--- Requirement 1 ---
Copy the passage about the Utah State University press joining the Colorado university press consortium word for word.

--- Quoted passage ---
UPC is a stand-alone nonprofit sponsored by a Boulder-based consortium of eight dues-paying Colorado institutions. It is one of six regional university press consortia in the nation. USU will become its ninth member, joining the likes of University of Colorado, Fort Lewis College and Adams State College.

The Colorado consortium came together in the 1960s as a way to reduce publishing costs associated with books that are rarely profitable, but play a critical role in the region's cultural and scholarly life and scientific concerns.

"Rather than having eight institutions with separate presses, we have eight institutions funding one joint press," UPC director Darrin Pratt said. "When you are small you have a lot of business issues you are on the wrong side of. Creating economies of scales will be important for the future of small university presses."

UPC does about $1 million in a year in sales and has operated in the black since 2006, according to Pratt. It released 28 titles last year, including The End of Time 2012, a briskly selling book about Mayan prophesy. A growing share of its output is in digital formats, which Pratt expects will double or triple in sales this year. About 20 percent of its budget is covered by member-institution dues.

USU Press will continue releasing books under its banner, but UPC will handle all administrative and production tasks and Spooner will become a Logan-based UPC employee.

"While the internal structure will be different, there will be little or no change for readers and authors and other constituencies," said USU libraries dean Richard Clement.

USU trustees approved the press arrangement on March 2. As a new member of the consortium, USU will get to name three representatives, including Clement, to the UPC board. Utah State's Scholarly Publications Committee will continue to provide editorial direction for the Utah imprint, but final editorial control is expected to reside with the UPC board.

--- Input rows ---
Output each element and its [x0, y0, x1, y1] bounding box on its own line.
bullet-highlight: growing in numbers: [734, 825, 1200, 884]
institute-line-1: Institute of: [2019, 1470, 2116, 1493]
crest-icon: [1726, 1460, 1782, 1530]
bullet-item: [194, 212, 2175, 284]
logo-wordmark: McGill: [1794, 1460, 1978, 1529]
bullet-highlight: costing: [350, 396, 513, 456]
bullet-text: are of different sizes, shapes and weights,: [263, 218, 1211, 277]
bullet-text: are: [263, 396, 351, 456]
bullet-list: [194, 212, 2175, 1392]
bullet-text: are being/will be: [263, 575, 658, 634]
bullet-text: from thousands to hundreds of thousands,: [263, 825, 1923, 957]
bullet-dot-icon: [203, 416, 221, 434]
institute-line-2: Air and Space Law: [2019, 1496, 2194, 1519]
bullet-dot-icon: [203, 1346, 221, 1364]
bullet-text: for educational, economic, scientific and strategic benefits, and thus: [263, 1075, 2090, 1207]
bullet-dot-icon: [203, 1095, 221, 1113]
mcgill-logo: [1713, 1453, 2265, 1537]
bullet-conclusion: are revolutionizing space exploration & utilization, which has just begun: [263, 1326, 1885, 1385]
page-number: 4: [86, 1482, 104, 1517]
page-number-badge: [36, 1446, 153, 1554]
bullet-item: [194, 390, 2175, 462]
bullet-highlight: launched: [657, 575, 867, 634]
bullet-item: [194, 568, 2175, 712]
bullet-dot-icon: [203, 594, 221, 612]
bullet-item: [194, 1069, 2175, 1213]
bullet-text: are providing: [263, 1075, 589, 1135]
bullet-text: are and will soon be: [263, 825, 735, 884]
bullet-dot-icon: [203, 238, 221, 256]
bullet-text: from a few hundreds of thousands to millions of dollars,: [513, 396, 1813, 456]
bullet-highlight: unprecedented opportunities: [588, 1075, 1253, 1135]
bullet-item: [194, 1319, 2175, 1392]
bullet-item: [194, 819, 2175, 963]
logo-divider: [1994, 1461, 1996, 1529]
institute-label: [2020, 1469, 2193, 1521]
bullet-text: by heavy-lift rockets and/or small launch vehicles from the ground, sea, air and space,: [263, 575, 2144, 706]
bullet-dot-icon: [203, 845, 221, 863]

--- Requirement 2 ---
Starting at the beginning of the records and ending with the line containing "bullet-dot-icon: [203, 1095, 221, 1113]", inclusive, rewrite those lines with "bullet-highlight" changed to "bullet-emphasis" and nothing else altered. Return only those lines.

--- Written reply 1 ---
UPC is a stand-alone nonprofit sponsored by a Boulder-based consortium of eight dues-paying Colorado institutions. It is one of six regional university press consortia in the nation. USU will become its ninth member, joining the likes of University of Colorado, Fort Lewis College and Adams State College.

The Colorado consortium came together in the 1960s as a way to reduce publishing costs associated with books that are rarely profitable, but play a critical role in the region's cultural and scholarly life and scientific concerns.

"Rather than having eight institutions with separate presses, we have eight institutions funding one joint press," UPC director Darrin Pratt said. "When you are small you have a lot of business issues you are on the wrong side of. Creating economies of scales will be important for the future of small university presses."

UPC does about $1 million in a year in sales and has operated in the black since 2006, according to Pratt. It released 28 titles last year, including The End of Time 2012, a briskly selling book about Mayan prophesy. A growing share of its output is in digital formats, which Pratt expects will double or triple in sales this year. About 20 percent of its budget is covered by member-institution dues.

USU Press will continue releasing books under its banner, but UPC will handle all administrative and production tasks and Spooner will become a Logan-based UPC employee.

"While the internal structure will be different, there will be little or no change for readers and authors and other constituencies," said USU libraries dean Richard Clement.

USU trustees approved the press arrangement on March 2. As a new member of the consortium, USU will get to name three representatives, including Clement, to the UPC board. Utah State's Scholarly Publications Committee will continue to provide editorial direction for the Utah imprint, but final editorial control is expected to reside with the UPC board.

--- Written reply 2 ---
Output each element and its [x0, y0, x1, y1] bounding box on its own line.
bullet-emphasis: growing in numbers: [734, 825, 1200, 884]
institute-line-1: Institute of: [2019, 1470, 2116, 1493]
crest-icon: [1726, 1460, 1782, 1530]
bullet-item: [194, 212, 2175, 284]
logo-wordmark: McGill: [1794, 1460, 1978, 1529]
bullet-emphasis: costing: [350, 396, 513, 456]
bullet-text: are of different sizes, shapes and weights,: [263, 218, 1211, 277]
bullet-text: are: [263, 396, 351, 456]
bullet-list: [194, 212, 2175, 1392]
bullet-text: are being/will be: [263, 575, 658, 634]
bullet-text: from thousands to hundreds of thousands,: [263, 825, 1923, 957]
bullet-dot-icon: [203, 416, 221, 434]
institute-line-2: Air and Space Law: [2019, 1496, 2194, 1519]
bullet-dot-icon: [203, 1346, 221, 1364]
bullet-text: for educational, economic, scientific and strategic benefits, and thus: [263, 1075, 2090, 1207]
bullet-dot-icon: [203, 1095, 221, 1113]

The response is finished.